** Instructions for the task **
Transcribe the records below exactly as they appear.

(Stored data entries)
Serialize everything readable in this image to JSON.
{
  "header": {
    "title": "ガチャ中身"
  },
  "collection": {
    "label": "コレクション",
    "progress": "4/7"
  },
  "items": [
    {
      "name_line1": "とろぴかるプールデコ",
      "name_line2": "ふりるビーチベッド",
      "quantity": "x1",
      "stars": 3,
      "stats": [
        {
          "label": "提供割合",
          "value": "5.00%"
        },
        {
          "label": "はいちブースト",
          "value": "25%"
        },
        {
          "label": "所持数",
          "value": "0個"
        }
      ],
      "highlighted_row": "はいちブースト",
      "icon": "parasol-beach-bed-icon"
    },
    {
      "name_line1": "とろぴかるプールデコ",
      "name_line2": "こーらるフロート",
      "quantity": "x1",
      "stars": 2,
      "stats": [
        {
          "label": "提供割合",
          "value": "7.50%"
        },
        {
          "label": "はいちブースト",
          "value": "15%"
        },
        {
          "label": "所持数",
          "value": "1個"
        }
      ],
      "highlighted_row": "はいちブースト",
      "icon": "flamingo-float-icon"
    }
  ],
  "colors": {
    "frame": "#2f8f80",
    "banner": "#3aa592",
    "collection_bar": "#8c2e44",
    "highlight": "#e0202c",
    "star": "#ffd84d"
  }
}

** Result **
Serialize everything readable in this image to JSON.
{
  "header": {
    "title": "ガチャ中身"
  },
  "collection": {
    "label": "コレクション",
    "progress": "4/7"
  },
  "items": [
    {
      "name_line1": "とろぴかるプールデコ",
      "name_line2": "ふりるビーチベッド",
      "quantity": "x1",
      "stars": 3,
      "stats": [
        {
          "label": "提供割合",
          "value": "5.00%"
        },
        {
          "label": "はいちブースト",
          "value": "25%"
        },
        {
          "label": "所持数",
          "value": "0個"
        }
      ],
      "highlighted_row": "はいちブースト",
      "icon": "parasol-beach-bed-icon"
    },
    {
      "name_line1": "とろぴかるプールデコ",
      "name_line2": "こーらるフロート",
      "quantity": "x1",
      "stars": 2,
      "stats": [
        {
          "label": "提供割合",
          "value": "7.50%"
        },
        {
          "label": "はいちブースト",
          "value": "15%"
        },
        {
          "label": "所持数",
          "value": "1個"
        }
      ],
      "highlighted_row": "はいちブースト",
      "icon": "flamingo-float-icon"
    }
  ],
  "colors": {
    "frame": "#2f8f80",
    "banner": "#3aa592",
    "collection_bar": "#8c2e44",
    "highlight": "#e0202c",
    "star": "#ffd84d"
  }
}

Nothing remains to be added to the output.